Problem to work on: Type every record exactly as it appears.

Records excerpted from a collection
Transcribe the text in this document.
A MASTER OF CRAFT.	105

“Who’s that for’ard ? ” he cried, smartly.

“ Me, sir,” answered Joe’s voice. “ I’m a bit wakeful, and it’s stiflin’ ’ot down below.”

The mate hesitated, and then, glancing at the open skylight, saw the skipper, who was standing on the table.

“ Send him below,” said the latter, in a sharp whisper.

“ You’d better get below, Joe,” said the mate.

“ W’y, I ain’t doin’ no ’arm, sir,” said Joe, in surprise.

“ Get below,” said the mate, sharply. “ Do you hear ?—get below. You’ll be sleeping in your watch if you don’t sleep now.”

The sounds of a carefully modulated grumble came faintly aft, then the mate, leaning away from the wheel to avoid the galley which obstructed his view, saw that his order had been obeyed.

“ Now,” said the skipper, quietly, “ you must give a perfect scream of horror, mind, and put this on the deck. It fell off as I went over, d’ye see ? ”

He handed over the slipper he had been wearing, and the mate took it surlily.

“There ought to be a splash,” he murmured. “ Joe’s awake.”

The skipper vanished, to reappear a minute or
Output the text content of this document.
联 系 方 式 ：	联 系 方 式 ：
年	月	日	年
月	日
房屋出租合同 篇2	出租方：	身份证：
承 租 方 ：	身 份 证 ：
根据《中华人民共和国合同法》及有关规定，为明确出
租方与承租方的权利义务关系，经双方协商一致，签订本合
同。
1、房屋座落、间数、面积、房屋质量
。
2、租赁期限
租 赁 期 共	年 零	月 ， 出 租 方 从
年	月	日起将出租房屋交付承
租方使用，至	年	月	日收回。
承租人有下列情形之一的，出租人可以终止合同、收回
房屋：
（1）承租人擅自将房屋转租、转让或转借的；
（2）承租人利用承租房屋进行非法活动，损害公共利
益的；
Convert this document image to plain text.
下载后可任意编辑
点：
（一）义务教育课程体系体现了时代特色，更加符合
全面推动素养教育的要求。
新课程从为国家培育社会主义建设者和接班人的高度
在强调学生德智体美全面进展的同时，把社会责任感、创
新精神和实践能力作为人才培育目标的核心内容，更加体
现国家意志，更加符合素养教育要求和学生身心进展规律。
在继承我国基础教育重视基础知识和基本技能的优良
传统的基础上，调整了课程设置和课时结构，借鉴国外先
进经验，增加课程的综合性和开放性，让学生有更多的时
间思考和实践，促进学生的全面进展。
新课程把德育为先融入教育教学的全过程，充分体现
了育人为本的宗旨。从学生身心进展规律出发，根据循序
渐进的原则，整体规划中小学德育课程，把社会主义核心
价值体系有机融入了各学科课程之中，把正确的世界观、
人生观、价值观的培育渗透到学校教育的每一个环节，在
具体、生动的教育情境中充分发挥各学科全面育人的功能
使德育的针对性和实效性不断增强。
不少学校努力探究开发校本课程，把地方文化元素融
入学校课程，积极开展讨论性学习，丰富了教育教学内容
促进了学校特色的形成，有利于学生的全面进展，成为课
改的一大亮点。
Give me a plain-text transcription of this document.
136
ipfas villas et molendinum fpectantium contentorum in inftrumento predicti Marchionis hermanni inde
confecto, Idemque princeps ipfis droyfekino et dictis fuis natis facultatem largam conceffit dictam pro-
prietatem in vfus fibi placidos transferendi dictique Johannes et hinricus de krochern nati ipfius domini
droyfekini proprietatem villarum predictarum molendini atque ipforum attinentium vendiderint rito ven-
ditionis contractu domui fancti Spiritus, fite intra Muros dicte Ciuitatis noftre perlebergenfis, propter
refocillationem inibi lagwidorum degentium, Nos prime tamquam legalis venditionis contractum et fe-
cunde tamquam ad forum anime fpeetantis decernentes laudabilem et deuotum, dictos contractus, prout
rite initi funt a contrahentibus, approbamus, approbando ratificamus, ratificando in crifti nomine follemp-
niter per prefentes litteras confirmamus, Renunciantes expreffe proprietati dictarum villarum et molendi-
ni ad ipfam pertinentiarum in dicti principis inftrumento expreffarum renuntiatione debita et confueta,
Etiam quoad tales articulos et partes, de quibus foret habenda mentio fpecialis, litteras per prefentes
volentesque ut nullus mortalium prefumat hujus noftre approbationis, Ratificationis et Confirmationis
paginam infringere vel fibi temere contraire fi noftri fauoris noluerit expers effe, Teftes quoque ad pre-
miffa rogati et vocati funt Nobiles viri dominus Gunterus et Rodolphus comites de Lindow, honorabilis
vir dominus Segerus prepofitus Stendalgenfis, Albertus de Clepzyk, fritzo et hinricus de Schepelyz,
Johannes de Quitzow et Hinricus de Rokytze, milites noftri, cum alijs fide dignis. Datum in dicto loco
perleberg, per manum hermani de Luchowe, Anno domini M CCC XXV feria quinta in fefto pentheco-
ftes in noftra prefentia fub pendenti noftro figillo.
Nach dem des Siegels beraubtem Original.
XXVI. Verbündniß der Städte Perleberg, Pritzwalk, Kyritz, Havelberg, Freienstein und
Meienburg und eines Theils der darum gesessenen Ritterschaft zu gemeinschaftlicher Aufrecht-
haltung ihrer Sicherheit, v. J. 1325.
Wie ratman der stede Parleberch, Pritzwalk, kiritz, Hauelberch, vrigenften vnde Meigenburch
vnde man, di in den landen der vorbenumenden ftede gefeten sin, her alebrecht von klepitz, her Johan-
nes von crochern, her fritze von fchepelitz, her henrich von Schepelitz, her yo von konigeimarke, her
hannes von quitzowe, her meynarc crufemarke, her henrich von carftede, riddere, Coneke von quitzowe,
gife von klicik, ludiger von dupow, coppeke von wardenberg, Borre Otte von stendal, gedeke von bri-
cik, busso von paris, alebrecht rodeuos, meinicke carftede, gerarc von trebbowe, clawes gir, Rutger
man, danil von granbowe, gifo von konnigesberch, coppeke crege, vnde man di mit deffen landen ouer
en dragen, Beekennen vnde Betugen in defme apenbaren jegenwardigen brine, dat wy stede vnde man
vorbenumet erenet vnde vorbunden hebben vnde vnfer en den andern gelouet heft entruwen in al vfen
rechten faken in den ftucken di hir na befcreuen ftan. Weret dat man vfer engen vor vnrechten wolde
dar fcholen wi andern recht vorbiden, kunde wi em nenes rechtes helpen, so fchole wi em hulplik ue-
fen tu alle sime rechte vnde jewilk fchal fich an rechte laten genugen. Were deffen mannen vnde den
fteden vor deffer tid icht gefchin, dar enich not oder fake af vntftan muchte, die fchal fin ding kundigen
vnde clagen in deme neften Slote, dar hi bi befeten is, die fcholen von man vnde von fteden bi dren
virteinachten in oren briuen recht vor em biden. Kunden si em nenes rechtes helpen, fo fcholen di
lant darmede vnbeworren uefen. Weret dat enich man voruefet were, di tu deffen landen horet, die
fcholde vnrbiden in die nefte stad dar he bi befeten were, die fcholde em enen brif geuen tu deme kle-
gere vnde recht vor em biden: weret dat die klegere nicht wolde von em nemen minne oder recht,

Task answer:
Transcribe the text in this document.
A MASTER OF CRAFT.	105

“Who’s that for’ard ? ” he cried, smartly.

“ Me, sir,” answered Joe’s voice. “ I’m a bit wakeful, and it’s stiflin’ ’ot down below.”

The mate hesitated, and then, glancing at the open skylight, saw the skipper, who was standing on the table.

“ Send him below,” said the latter, in a sharp whisper.

“ You’d better get below, Joe,” said the mate.

“ W’y, I ain’t doin’ no ’arm, sir,” said Joe, in surprise.

“ Get below,” said the mate, sharply. “ Do you hear ?—get below. You’ll be sleeping in your watch if you don’t sleep now.”

The sounds of a carefully modulated grumble came faintly aft, then the mate, leaning away from the wheel to avoid the galley which obstructed his view, saw that his order had been obeyed.

“ Now,” said the skipper, quietly, “ you must give a perfect scream of horror, mind, and put this on the deck. It fell off as I went over, d’ye see ? ”

He handed over the slipper he had been wearing, and the mate took it surlily.

“There ought to be a splash,” he murmured. “ Joe’s awake.”

The skipper vanished, to reappear a minute or
Output the text content of this document.
联 系 方 式 ：	联 系 方 式 ：
年	月	日	年
月	日
房屋出租合同 篇2	出租方：	身份证：
承 租 方 ：	身 份 证 ：
根据《中华人民共和国合同法》及有关规定，为明确出
租方与承租方的权利义务关系，经双方协商一致，签订本合
同。
1、房屋座落、间数、面积、房屋质量
。
2、租赁期限
租 赁 期 共	年 零	月 ， 出 租 方 从
年	月	日起将出租房屋交付承
租方使用，至	年	月	日收回。
承租人有下列情形之一的，出租人可以终止合同、收回
房屋：
（1）承租人擅自将房屋转租、转让或转借的；
（2）承租人利用承租房屋进行非法活动，损害公共利
益的；
Convert this document image to plain text.
下载后可任意编辑
点：
（一）义务教育课程体系体现了时代特色，更加符合
全面推动素养教育的要求。
新课程从为国家培育社会主义建设者和接班人的高度
在强调学生德智体美全面进展的同时，把社会责任感、创
新精神和实践能力作为人才培育目标的核心内容，更加体
现国家意志，更加符合素养教育要求和学生身心进展规律。
在继承我国基础教育重视基础知识和基本技能的优良
传统的基础上，调整了课程设置和课时结构，借鉴国外先
进经验，增加课程的综合性和开放性，让学生有更多的时
间思考和实践，促进学生的全面进展。
新课程把德育为先融入教育教学的全过程，充分体现
了育人为本的宗旨。从学生身心进展规律出发，根据循序
渐进的原则，整体规划中小学德育课程，把社会主义核心
价值体系有机融入了各学科课程之中，把正确的世界观、
人生观、价值观的培育渗透到学校教育的每一个环节，在
具体、生动的教育情境中充分发挥各学科全面育人的功能
使德育的针对性和实效性不断增强。
不少学校努力探究开发校本课程，把地方文化元素融
入学校课程，积极开展讨论性学习，丰富了教育教学内容
促进了学校特色的形成，有利于学生的全面进展，成为课
改的一大亮点。
Give me a plain-text transcription of this document.
136
ipfas villas et molendinum fpectantium contentorum in inftrumento predicti Marchionis hermanni inde
confecto, Idemque princeps ipfis droyfekino et dictis fuis natis facultatem largam conceffit dictam pro-
prietatem in vfus fibi placidos transferendi dictique Johannes et hinricus de krochern nati ipfius domini
droyfekini proprietatem villarum predictarum molendini atque ipforum attinentium vendiderint rito ven-
ditionis contractu domui fancti Spiritus, fite intra Muros dicte Ciuitatis noftre perlebergenfis, propter
refocillationem inibi lagwidorum degentium, Nos prime tamquam legalis venditionis contractum et fe-
cunde tamquam ad forum anime fpeetantis decernentes laudabilem et deuotum, dictos contractus, prout
rite initi funt a contrahentibus, approbamus, approbando ratificamus, ratificando in crifti nomine follemp-
niter per prefentes litteras confirmamus, Renunciantes expreffe proprietati dictarum villarum et molendi-
ni ad ipfam pertinentiarum in dicti principis inftrumento expreffarum renuntiatione debita et confueta,
Etiam quoad tales articulos et partes, de quibus foret habenda mentio fpecialis, litteras per prefentes
volentesque ut nullus mortalium prefumat hujus noftre approbationis, Ratificationis et Confirmationis
paginam infringere vel fibi temere contraire fi noftri fauoris noluerit expers effe, Teftes quoque ad pre-
miffa rogati et vocati funt Nobiles viri dominus Gunterus et Rodolphus comites de Lindow, honorabilis
vir dominus Segerus prepofitus Stendalgenfis, Albertus de Clepzyk, fritzo et hinricus de Schepelyz,
Johannes de Quitzow et Hinricus de Rokytze, milites noftri, cum alijs fide dignis. Datum in dicto loco
perleberg, per manum hermani de Luchowe, Anno domini M CCC XXV feria quinta in fefto pentheco-
ftes in noftra prefentia fub pendenti noftro figillo.
Nach dem des Siegels beraubtem Original.
XXVI. Verbündniß der Städte Perleberg, Pritzwalk, Kyritz, Havelberg, Freienstein und
Meienburg und eines Theils der darum gesessenen Ritterschaft zu gemeinschaftlicher Aufrecht-
haltung ihrer Sicherheit, v. J. 1325.
Wie ratman der stede Parleberch, Pritzwalk, kiritz, Hauelberch, vrigenften vnde Meigenburch
vnde man, di in den landen der vorbenumenden ftede gefeten sin, her alebrecht von klepitz, her Johan-
nes von crochern, her fritze von fchepelitz, her henrich von Schepelitz, her yo von konigeimarke, her
hannes von quitzowe, her meynarc crufemarke, her henrich von carftede, riddere, Coneke von quitzowe,
gife von klicik, ludiger von dupow, coppeke von wardenberg, Borre Otte von stendal, gedeke von bri-
cik, busso von paris, alebrecht rodeuos, meinicke carftede, gerarc von trebbowe, clawes gir, Rutger
man, danil von granbowe, gifo von konnigesberch, coppeke crege, vnde man di mit deffen landen ouer
en dragen, Beekennen vnde Betugen in defme apenbaren jegenwardigen brine, dat wy stede vnde man
vorbenumet erenet vnde vorbunden hebben vnde vnfer en den andern gelouet heft entruwen in al vfen
rechten faken in den ftucken di hir na befcreuen ftan. Weret dat man vfer engen vor vnrechten wolde
dar fcholen wi andern recht vorbiden, kunde wi em nenes rechtes helpen, so fchole wi em hulplik ue-
fen tu alle sime rechte vnde jewilk fchal fich an rechte laten genugen. Were deffen mannen vnde den
fteden vor deffer tid icht gefchin, dar enich not oder fake af vntftan muchte, die fchal fin ding kundigen
vnde clagen in deme neften Slote, dar hi bi befeten is, die fcholen von man vnde von fteden bi dren
virteinachten in oren briuen recht vor em biden. Kunden si em nenes rechtes helpen, fo fcholen di
lant darmede vnbeworren uefen. Weret dat enich man voruefet were, di tu deffen landen horet, die
fcholde vnrbiden in die nefte stad dar he bi befeten were, die fcholde em enen brif geuen tu deme kle-
gere vnde recht vor em biden: weret dat die klegere nicht wolde von em nemen minne oder recht,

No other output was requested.